INSTRUCTIONS FOR THE TASK
Exactly as they appear, output all of the records. Skip any images.

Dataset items

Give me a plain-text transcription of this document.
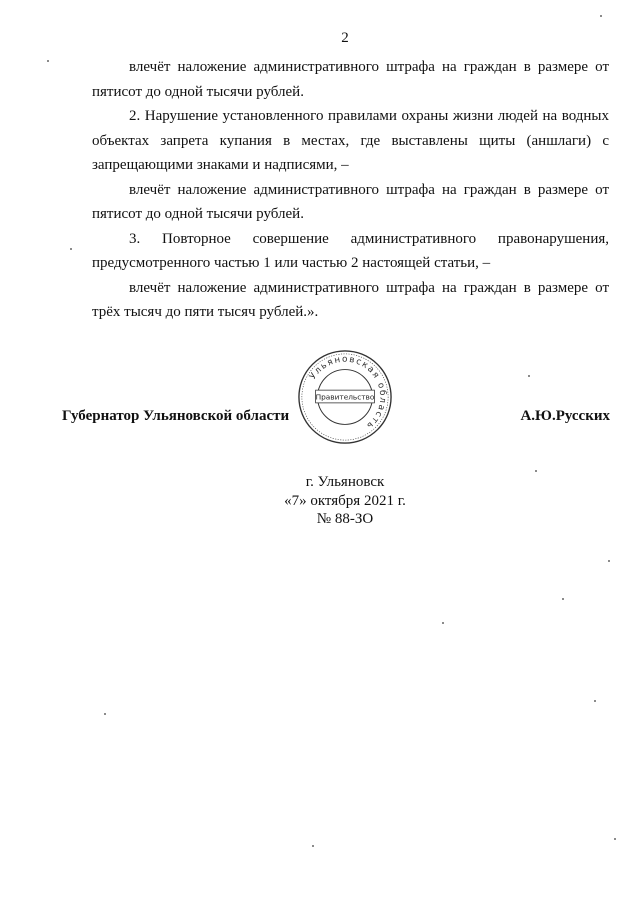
2

влечёт наложение административного штрафа на граждан в размере от пятисот до одной тысячи рублей.

2. Нарушение установленного правилами охраны жизни людей на водных объектах запрета купания в местах, где выставлены щиты (аншлаги) с запрещающими знаками и надписями, –

влечёт наложение административного штрафа на граждан в размере от пятисот до одной тысячи рублей.

3. Повторное совершение административного правонарушения, предусмотренного частью 1 или частью 2 настоящей статьи, –

влечёт наложение административного штрафа на граждан в размере от трёх тысяч до пяти тысяч рублей.».

Губернатор Ульяновской области	А.Ю.Русских
Ульяновская область
Правительство
г. Ульяновск
«7» октября 2021 г.
№ 88-ЗО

REPLY
Give me a plain-text transcription of this document.
2

влечёт наложение административного штрафа на граждан в размере от пятисот до одной тысячи рублей.

2. Нарушение установленного правилами охраны жизни людей на водных объектах запрета купания в местах, где выставлены щиты (аншлаги) с запрещающими знаками и надписями, –

влечёт наложение административного штрафа на граждан в размере от пятисот до одной тысячи рублей.

3. Повторное совершение административного правонарушения, предусмотренного частью 1 или частью 2 настоящей статьи, –

влечёт наложение административного штрафа на граждан в размере от трёх тысяч до пяти тысяч рублей.».

Губернатор Ульяновской области	А.Ю.Русских
Ульяновская область
Правительство
г. Ульяновск
«7» октября 2021 г.
№ 88-ЗО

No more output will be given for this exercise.